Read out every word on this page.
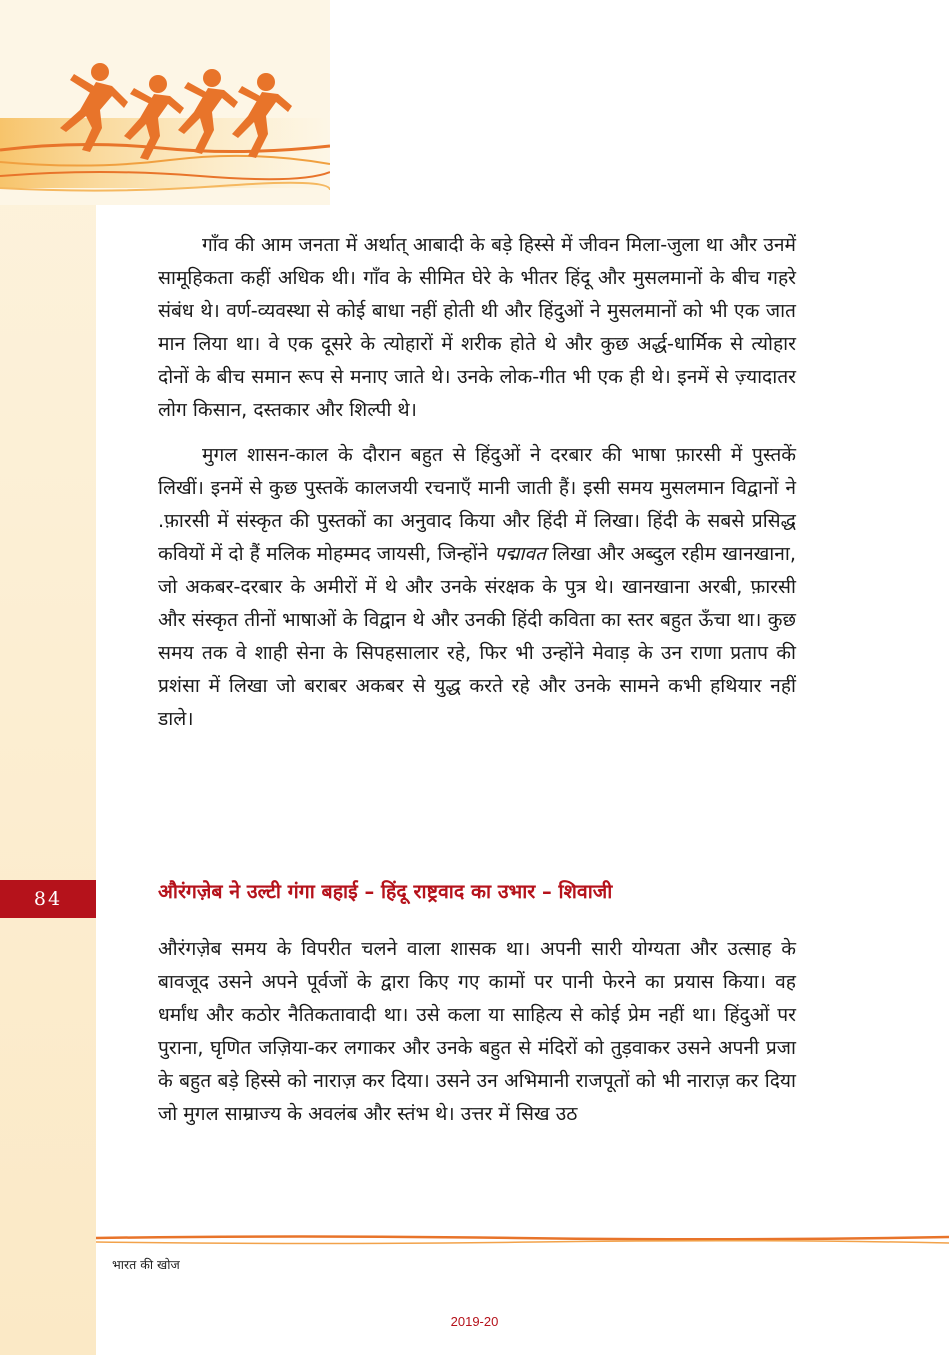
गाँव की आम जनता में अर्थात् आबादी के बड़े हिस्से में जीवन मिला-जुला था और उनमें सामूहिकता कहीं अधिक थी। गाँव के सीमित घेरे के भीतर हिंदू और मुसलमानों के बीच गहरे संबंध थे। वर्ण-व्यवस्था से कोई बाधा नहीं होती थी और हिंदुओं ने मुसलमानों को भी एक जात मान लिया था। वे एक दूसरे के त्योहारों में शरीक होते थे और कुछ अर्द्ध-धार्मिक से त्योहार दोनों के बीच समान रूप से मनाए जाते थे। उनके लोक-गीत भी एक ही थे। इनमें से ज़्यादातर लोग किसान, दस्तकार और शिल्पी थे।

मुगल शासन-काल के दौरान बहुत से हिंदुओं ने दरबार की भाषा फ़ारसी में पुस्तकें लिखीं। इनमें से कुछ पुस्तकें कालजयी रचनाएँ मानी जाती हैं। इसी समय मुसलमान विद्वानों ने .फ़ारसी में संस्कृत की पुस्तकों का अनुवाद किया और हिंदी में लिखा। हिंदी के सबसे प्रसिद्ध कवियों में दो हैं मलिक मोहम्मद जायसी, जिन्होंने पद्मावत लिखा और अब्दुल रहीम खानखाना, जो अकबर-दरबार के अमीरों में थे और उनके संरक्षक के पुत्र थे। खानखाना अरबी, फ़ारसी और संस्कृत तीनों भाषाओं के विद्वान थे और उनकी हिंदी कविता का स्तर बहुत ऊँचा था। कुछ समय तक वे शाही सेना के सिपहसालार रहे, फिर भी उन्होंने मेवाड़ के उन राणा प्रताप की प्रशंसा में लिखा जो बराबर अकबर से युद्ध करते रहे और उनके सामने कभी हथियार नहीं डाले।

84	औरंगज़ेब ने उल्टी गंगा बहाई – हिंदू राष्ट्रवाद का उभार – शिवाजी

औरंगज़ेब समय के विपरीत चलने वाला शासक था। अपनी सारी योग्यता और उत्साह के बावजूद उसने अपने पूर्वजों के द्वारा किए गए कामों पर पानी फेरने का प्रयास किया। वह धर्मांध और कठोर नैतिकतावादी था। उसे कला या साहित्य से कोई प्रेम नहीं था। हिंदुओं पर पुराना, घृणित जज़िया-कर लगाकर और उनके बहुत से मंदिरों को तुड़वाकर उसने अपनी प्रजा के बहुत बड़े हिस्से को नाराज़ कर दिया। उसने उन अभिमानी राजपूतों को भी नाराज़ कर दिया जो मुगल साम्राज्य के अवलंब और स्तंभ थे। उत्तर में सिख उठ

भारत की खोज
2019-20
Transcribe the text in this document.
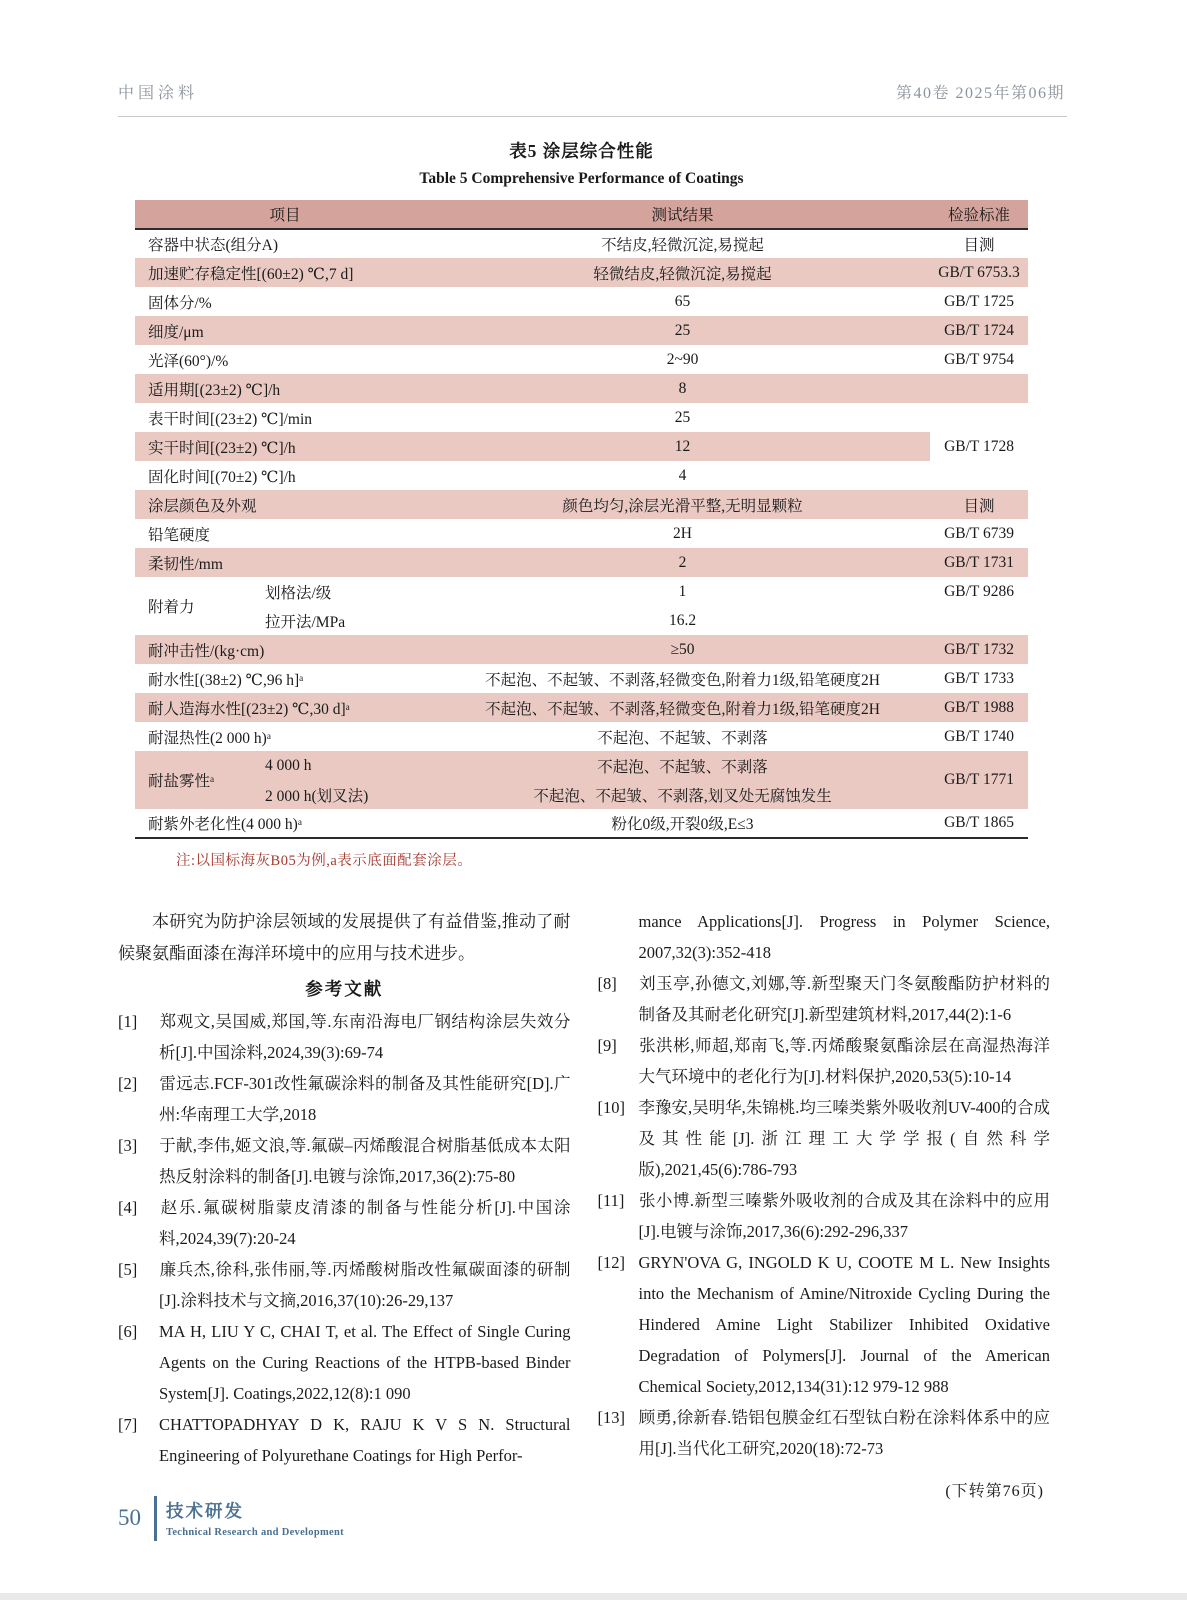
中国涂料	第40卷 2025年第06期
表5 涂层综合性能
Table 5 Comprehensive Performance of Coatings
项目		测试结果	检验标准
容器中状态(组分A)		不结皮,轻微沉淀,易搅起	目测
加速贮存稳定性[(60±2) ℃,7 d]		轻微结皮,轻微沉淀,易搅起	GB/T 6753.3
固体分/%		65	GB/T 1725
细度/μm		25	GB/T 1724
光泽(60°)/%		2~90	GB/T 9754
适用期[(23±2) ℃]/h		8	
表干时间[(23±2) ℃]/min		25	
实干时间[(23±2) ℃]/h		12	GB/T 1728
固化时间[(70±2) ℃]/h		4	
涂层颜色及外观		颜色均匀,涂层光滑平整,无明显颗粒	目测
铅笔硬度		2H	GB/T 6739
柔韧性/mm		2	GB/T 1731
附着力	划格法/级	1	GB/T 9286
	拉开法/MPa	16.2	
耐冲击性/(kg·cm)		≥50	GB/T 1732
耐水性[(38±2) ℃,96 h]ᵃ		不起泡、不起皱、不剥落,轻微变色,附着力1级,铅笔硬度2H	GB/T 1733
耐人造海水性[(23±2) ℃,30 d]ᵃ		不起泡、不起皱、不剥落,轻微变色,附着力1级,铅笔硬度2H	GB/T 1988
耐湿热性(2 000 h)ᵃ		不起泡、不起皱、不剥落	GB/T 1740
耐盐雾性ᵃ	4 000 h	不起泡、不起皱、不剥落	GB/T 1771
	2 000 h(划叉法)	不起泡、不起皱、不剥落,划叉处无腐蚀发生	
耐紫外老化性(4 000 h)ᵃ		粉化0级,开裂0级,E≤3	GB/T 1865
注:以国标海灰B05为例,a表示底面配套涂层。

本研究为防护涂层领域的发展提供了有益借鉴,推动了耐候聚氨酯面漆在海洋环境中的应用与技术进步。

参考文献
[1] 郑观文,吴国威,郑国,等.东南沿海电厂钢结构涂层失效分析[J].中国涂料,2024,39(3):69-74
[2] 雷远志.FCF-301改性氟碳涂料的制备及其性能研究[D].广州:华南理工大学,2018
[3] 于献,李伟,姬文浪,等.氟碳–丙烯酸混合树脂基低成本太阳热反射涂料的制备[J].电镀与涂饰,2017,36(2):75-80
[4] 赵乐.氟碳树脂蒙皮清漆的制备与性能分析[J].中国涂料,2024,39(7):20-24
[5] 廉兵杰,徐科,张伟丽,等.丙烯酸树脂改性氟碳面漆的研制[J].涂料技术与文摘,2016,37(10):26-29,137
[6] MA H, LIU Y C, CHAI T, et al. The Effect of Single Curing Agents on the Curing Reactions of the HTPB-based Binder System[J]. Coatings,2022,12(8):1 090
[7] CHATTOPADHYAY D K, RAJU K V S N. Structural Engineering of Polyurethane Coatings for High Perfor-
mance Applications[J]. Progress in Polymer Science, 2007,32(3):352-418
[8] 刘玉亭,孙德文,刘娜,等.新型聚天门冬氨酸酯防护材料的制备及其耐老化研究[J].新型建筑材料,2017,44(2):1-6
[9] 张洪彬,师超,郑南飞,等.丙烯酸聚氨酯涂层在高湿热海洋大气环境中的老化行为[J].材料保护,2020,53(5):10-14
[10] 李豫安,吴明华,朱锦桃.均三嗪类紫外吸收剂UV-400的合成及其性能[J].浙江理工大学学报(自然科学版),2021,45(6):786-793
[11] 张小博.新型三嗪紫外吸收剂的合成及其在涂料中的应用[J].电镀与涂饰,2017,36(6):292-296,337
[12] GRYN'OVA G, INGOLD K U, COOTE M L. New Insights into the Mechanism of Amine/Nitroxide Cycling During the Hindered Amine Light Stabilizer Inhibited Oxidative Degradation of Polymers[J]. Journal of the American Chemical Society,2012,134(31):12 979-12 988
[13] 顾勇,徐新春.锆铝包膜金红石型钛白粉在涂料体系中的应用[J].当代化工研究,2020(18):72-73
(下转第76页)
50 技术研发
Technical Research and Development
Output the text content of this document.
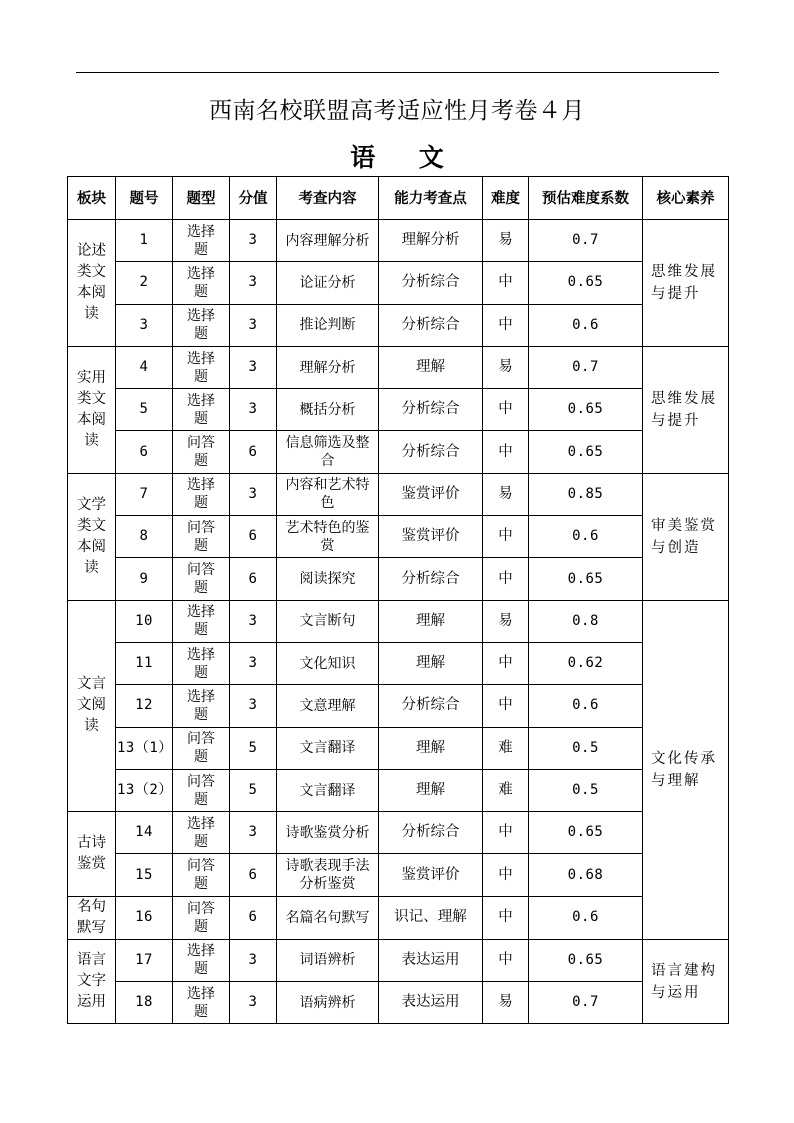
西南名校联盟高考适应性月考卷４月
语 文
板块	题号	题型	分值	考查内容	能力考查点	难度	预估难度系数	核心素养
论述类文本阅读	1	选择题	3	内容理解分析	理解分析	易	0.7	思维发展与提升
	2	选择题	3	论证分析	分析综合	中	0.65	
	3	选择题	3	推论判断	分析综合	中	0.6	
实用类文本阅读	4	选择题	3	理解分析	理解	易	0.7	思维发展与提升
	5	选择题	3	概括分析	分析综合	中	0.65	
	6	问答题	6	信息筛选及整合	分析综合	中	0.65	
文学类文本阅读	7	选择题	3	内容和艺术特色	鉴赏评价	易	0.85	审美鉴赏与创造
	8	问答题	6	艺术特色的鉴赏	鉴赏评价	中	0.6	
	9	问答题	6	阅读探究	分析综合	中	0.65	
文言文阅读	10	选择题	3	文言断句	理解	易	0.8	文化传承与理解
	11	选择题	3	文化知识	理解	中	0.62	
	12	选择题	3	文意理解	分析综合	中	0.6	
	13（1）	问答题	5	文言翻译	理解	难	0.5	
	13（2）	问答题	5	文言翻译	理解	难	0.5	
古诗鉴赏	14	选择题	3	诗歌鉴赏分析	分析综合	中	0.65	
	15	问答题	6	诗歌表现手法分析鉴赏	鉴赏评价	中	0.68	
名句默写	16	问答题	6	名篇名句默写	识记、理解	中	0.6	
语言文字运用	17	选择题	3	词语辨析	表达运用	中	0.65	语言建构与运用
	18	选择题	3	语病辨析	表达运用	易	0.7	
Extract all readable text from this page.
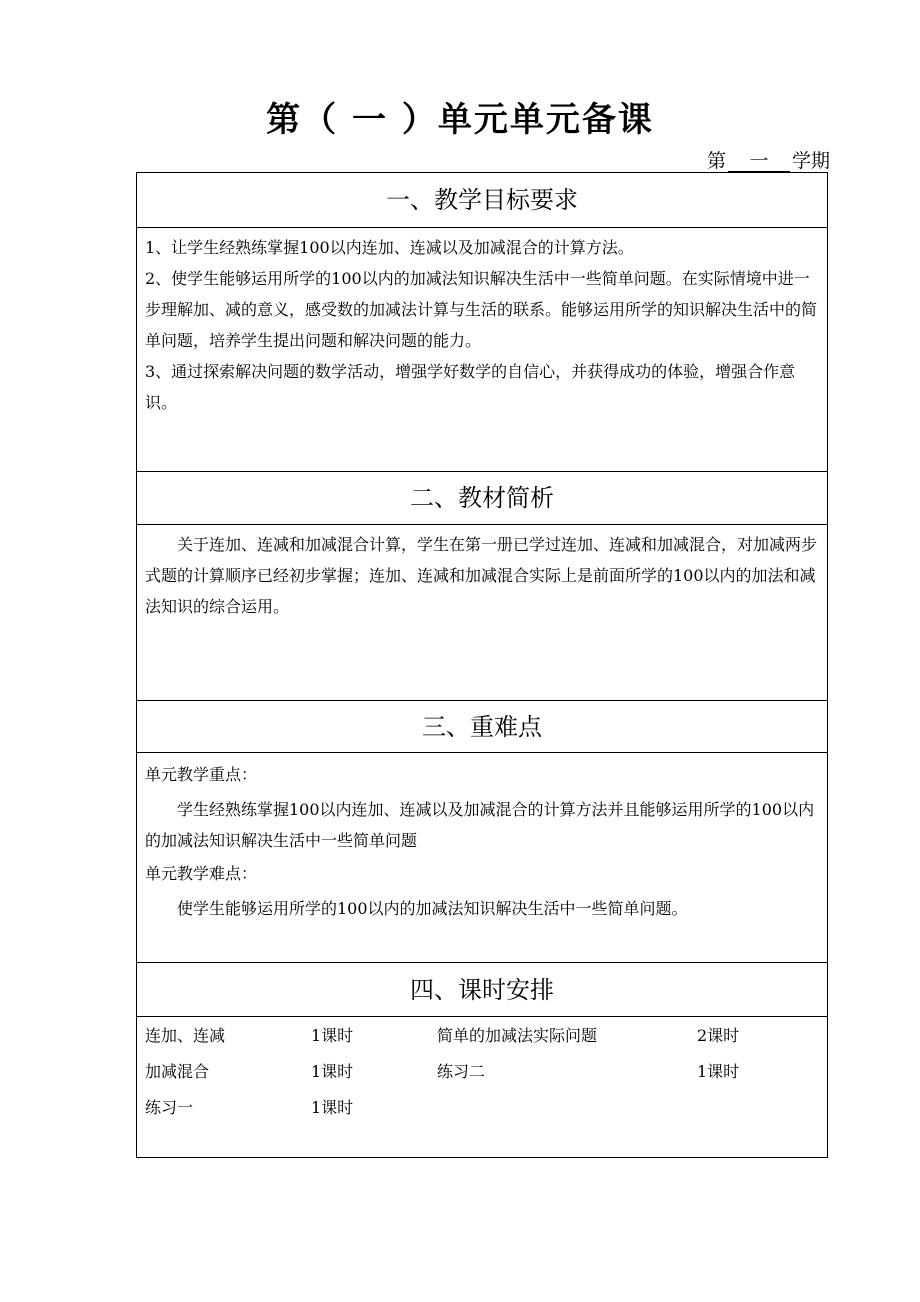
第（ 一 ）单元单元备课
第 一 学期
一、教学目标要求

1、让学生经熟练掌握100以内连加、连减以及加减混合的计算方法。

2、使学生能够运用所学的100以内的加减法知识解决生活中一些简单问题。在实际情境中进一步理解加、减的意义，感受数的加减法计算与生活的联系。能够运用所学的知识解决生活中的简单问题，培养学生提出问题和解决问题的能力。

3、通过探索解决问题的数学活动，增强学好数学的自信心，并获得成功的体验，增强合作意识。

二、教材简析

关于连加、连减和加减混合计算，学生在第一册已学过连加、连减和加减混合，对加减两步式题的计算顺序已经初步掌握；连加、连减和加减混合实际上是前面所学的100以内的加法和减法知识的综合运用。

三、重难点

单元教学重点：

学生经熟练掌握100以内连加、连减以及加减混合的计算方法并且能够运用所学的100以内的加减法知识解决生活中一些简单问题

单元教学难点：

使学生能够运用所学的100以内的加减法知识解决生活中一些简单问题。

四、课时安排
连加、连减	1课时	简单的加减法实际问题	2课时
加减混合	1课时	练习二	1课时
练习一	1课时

+---+

■ **SHORT TASK**
Identify and extract each line of the listing that contains "Coatings".

■ **COMPLETED TASK**
Table 5 Comprehensive Performance of Coatings
[6] MA H, LIU Y C, CHAI T, et al. The Effect of Single Curing Agents on the Curing Reactions of the HTPB-based Binder System[J]. Coatings,2022,12(8):1 090
[7] CHATTOPADHYAY D K, RAJU K V S N. Structural Engineering of Polyurethane Coatings for High Perfor-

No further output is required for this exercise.